----- Supplied information -----

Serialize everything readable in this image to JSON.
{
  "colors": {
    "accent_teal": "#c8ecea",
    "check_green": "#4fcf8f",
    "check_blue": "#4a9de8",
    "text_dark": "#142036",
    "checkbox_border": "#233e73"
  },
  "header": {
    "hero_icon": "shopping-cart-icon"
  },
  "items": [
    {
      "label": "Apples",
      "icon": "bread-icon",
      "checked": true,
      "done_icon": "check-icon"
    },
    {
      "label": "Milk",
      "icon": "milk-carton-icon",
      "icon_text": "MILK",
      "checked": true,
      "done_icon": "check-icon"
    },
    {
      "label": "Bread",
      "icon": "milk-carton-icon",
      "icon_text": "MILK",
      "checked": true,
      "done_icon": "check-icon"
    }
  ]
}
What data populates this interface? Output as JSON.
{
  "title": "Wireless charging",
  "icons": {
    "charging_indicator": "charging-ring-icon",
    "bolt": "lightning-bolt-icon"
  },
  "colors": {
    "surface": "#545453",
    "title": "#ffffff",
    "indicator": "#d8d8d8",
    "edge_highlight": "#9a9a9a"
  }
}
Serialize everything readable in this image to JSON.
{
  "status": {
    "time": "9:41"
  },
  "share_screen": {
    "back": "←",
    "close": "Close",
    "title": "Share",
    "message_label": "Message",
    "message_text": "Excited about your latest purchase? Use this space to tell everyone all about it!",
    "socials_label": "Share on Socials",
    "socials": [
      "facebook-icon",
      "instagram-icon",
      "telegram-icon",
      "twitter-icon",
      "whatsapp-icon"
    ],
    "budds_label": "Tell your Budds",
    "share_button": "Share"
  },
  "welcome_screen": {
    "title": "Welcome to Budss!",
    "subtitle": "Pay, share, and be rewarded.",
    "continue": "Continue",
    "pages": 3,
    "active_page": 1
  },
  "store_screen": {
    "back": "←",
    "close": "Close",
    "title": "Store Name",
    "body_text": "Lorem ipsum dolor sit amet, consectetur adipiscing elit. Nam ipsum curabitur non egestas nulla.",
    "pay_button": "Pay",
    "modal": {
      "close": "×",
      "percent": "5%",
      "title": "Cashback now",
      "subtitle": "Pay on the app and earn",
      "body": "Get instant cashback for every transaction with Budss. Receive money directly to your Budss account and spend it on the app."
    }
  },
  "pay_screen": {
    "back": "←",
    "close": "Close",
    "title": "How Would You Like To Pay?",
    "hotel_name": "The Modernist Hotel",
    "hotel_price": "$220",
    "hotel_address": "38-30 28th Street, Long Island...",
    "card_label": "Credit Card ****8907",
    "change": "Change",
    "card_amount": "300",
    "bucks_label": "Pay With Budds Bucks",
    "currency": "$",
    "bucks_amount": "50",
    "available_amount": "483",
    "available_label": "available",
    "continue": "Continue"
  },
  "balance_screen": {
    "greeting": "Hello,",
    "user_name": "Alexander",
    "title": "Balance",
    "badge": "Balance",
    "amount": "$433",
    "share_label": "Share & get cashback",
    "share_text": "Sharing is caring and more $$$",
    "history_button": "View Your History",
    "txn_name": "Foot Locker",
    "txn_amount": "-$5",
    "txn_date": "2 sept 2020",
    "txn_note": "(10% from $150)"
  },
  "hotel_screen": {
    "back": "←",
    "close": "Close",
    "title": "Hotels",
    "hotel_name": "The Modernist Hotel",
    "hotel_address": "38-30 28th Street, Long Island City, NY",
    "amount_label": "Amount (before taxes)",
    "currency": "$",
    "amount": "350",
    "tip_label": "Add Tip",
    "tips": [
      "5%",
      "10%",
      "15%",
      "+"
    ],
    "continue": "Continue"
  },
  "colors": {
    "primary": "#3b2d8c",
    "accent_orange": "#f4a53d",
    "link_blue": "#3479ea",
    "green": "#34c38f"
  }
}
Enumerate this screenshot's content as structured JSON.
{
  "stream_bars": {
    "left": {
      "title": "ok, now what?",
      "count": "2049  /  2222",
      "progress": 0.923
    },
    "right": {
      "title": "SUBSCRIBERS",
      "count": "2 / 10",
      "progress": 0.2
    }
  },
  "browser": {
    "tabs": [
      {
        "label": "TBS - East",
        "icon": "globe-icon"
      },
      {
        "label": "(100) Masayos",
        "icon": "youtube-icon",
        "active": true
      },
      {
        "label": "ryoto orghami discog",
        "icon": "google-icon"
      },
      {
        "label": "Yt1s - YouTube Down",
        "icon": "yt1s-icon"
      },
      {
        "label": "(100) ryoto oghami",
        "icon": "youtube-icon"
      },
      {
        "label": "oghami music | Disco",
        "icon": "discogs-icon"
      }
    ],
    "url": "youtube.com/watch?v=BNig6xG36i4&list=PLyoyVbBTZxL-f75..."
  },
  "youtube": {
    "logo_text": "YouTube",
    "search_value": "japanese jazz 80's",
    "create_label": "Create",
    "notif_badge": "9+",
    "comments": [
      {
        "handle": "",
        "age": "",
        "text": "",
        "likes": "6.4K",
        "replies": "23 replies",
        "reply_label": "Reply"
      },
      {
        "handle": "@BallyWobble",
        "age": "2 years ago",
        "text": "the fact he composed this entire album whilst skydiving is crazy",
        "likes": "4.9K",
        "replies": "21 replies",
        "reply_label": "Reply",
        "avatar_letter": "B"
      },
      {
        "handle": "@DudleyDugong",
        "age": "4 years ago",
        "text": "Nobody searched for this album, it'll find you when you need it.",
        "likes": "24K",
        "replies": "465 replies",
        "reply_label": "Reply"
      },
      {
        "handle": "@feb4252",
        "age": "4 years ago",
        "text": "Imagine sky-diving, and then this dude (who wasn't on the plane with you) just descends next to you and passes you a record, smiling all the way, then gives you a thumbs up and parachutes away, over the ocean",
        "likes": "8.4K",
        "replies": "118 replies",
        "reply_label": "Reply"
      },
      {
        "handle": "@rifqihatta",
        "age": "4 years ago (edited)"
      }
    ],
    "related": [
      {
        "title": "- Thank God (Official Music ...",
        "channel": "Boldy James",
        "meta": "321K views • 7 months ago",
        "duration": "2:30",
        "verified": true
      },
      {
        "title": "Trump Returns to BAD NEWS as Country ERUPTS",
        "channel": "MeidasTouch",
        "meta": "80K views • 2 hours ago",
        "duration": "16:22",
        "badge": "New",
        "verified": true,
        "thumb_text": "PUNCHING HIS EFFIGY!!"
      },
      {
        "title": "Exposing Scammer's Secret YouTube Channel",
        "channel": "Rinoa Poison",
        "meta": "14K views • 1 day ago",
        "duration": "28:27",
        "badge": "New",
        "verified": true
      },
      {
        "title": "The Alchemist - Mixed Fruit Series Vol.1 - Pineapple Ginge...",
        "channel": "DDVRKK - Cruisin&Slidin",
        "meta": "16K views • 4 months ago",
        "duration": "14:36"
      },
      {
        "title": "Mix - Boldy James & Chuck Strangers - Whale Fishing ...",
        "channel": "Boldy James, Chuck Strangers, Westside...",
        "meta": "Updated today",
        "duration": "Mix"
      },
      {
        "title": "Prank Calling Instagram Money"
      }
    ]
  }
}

-----

__Brief__
Using the listing above, reproduce each line without omission.

__Written response__
Serialize everything readable in this image to JSON.
{
  "colors": {
    "accent_teal": "#c8ecea",
    "check_green": "#4fcf8f",
    "check_blue": "#4a9de8",
    "text_dark": "#142036",
    "checkbox_border": "#233e73"
  },
  "header": {
    "hero_icon": "shopping-cart-icon"
  },
  "items": [
    {
      "label": "Apples",
      "icon": "bread-icon",
      "checked": true,
      "done_icon": "check-icon"
    },
    {
      "label": "Milk",
      "icon": "milk-carton-icon",
      "icon_text": "MILK",
      "checked": true,
      "done_icon": "check-icon"
    },
    {
      "label": "Bread",
      "icon": "milk-carton-icon",
      "icon_text": "MILK",
      "checked": true,
      "done_icon": "check-icon"
    }
  ]
}
What data populates this interface? Output as JSON.
{
  "title": "Wireless charging",
  "icons": {
    "charging_indicator": "charging-ring-icon",
    "bolt": "lightning-bolt-icon"
  },
  "colors": {
    "surface": "#545453",
    "title": "#ffffff",
    "indicator": "#d8d8d8",
    "edge_highlight": "#9a9a9a"
  }
}
Serialize everything readable in this image to JSON.
{
  "status": {
    "time": "9:41"
  },
  "share_screen": {
    "back": "←",
    "close": "Close",
    "title": "Share",
    "message_label": "Message",
    "message_text": "Excited about your latest purchase? Use this space to tell everyone all about it!",
    "socials_label": "Share on Socials",
    "socials": [
      "facebook-icon",
      "instagram-icon",
      "telegram-icon",
      "twitter-icon",
      "whatsapp-icon"
    ],
    "budds_label": "Tell your Budds",
    "share_button": "Share"
  },
  "welcome_screen": {
    "title": "Welcome to Budss!",
    "subtitle": "Pay, share, and be rewarded.",
    "continue": "Continue",
    "pages": 3,
    "active_page": 1
  },
  "store_screen": {
    "back": "←",
    "close": "Close",
    "title": "Store Name",
    "body_text": "Lorem ipsum dolor sit amet, consectetur adipiscing elit. Nam ipsum curabitur non egestas nulla.",
    "pay_button": "Pay",
    "modal": {
      "close": "×",
      "percent": "5%",
      "title": "Cashback now",
      "subtitle": "Pay on the app and earn",
      "body": "Get instant cashback for every transaction with Budss. Receive money directly to your Budss account and spend it on the app."
    }
  },
  "pay_screen": {
    "back": "←",
    "close": "Close",
    "title": "How Would You Like To Pay?",
    "hotel_name": "The Modernist Hotel",
    "hotel_price": "$220",
    "hotel_address": "38-30 28th Street, Long Island...",
    "card_label": "Credit Card ****8907",
    "change": "Change",
    "card_amount": "300",
    "bucks_label": "Pay With Budds Bucks",
    "currency": "$",
    "bucks_amount": "50",
    "available_amount": "483",
    "available_label": "available",
    "continue": "Continue"
  },
  "balance_screen": {
    "greeting": "Hello,",
    "user_name": "Alexander",
    "title": "Balance",
    "badge": "Balance",
    "amount": "$433",
    "share_label": "Share & get cashback",
    "share_text": "Sharing is caring and more $$$",
    "history_button": "View Your History",
    "txn_name": "Foot Locker",
    "txn_amount": "-$5",
    "txn_date": "2 sept 2020",
    "txn_note": "(10% from $150)"
  },
  "hotel_screen": {
    "back": "←",
    "close": "Close",
    "title": "Hotels",
    "hotel_name": "The Modernist Hotel",
    "hotel_address": "38-30 28th Street, Long Island City, NY",
    "amount_label": "Amount (before taxes)",
    "currency": "$",
    "amount": "350",
    "tip_label": "Add Tip",
    "tips": [
      "5%",
      "10%",
      "15%",
      "+"
    ],
    "continue": "Continue"
  },
  "colors": {
    "primary": "#3b2d8c",
    "accent_orange": "#f4a53d",
    "link_blue": "#3479ea",
    "green": "#34c38f"
  }
}
Enumerate this screenshot's content as structured JSON.
{
  "stream_bars": {
    "left": {
      "title": "ok, now what?",
      "count": "2049  /  2222",
      "progress": 0.923
    },
    "right": {
      "title": "SUBSCRIBERS",
      "count": "2 / 10",
      "progress": 0.2
    }
  },
  "browser": {
    "tabs": [
      {
        "label": "TBS - East",
        "icon": "globe-icon"
      },
      {
        "label": "(100) Masayos",
        "icon": "youtube-icon",
        "active": true
      },
      {
        "label": "ryoto orghami discog",
        "icon": "google-icon"
      },
      {
        "label": "Yt1s - YouTube Down",
        "icon": "yt1s-icon"
      },
      {
        "label": "(100) ryoto oghami",
        "icon": "youtube-icon"
      },
      {
        "label": "oghami music | Disco",
        "icon": "discogs-icon"
      }
    ],
    "url": "youtube.com/watch?v=BNig6xG36i4&list=PLyoyVbBTZxL-f75..."
  },
  "youtube": {
    "logo_text": "YouTube",
    "search_value": "japanese jazz 80's",
    "create_label": "Create",
    "notif_badge": "9+",
    "comments": [
      {
        "handle": "",
        "age": "",
        "text": "",
        "likes": "6.4K",
        "replies": "23 replies",
        "reply_label": "Reply"
      },
      {
        "handle": "@BallyWobble",
        "age": "2 years ago",
        "text": "the fact he composed this entire album whilst skydiving is crazy",
        "likes": "4.9K",
        "replies": "21 replies",
        "reply_label": "Reply",
        "avatar_letter": "B"
      },
      {
        "handle": "@DudleyDugong",
        "age": "4 years ago",
        "text": "Nobody searched for this album, it'll find you when you need it.",
        "likes": "24K",
        "replies": "465 replies",
        "reply_label": "Reply"
      },
      {
        "handle": "@feb4252",
        "age": "4 years ago",
        "text": "Imagine sky-diving, and then this dude (who wasn't on the plane with you) just descends next to you and passes you a record, smiling all the way, then gives you a thumbs up and parachutes away, over the ocean",
        "likes": "8.4K",
        "replies": "118 replies",
        "reply_label": "Reply"
      },
      {
        "handle": "@rifqihatta",
        "age": "4 years ago (edited)"
      }
    ],
    "related": [
      {
        "title": "- Thank God (Official Music ...",
        "channel": "Boldy James",
        "meta": "321K views • 7 months ago",
        "duration": "2:30",
        "verified": true
      },
      {
        "title": "Trump Returns to BAD NEWS as Country ERUPTS",
        "channel": "MeidasTouch",
        "meta": "80K views • 2 hours ago",
        "duration": "16:22",
        "badge": "New",
        "verified": true,
        "thumb_text": "PUNCHING HIS EFFIGY!!"
      },
      {
        "title": "Exposing Scammer's Secret YouTube Channel",
        "channel": "Rinoa Poison",
        "meta": "14K views • 1 day ago",
        "duration": "28:27",
        "badge": "New",
        "verified": true
      },
      {
        "title": "The Alchemist - Mixed Fruit Series Vol.1 - Pineapple Ginge...",
        "channel": "DDVRKK - Cruisin&Slidin",
        "meta": "16K views • 4 months ago",
        "duration": "14:36"
      },
      {
        "title": "Mix - Boldy James & Chuck Strangers - Whale Fishing ...",
        "channel": "Boldy James, Chuck Strangers, Westside...",
        "meta": "Updated today",
        "duration": "Mix"
      },
      {
        "title": "Prank Calling Instagram Money"
      }
    ]
  }
}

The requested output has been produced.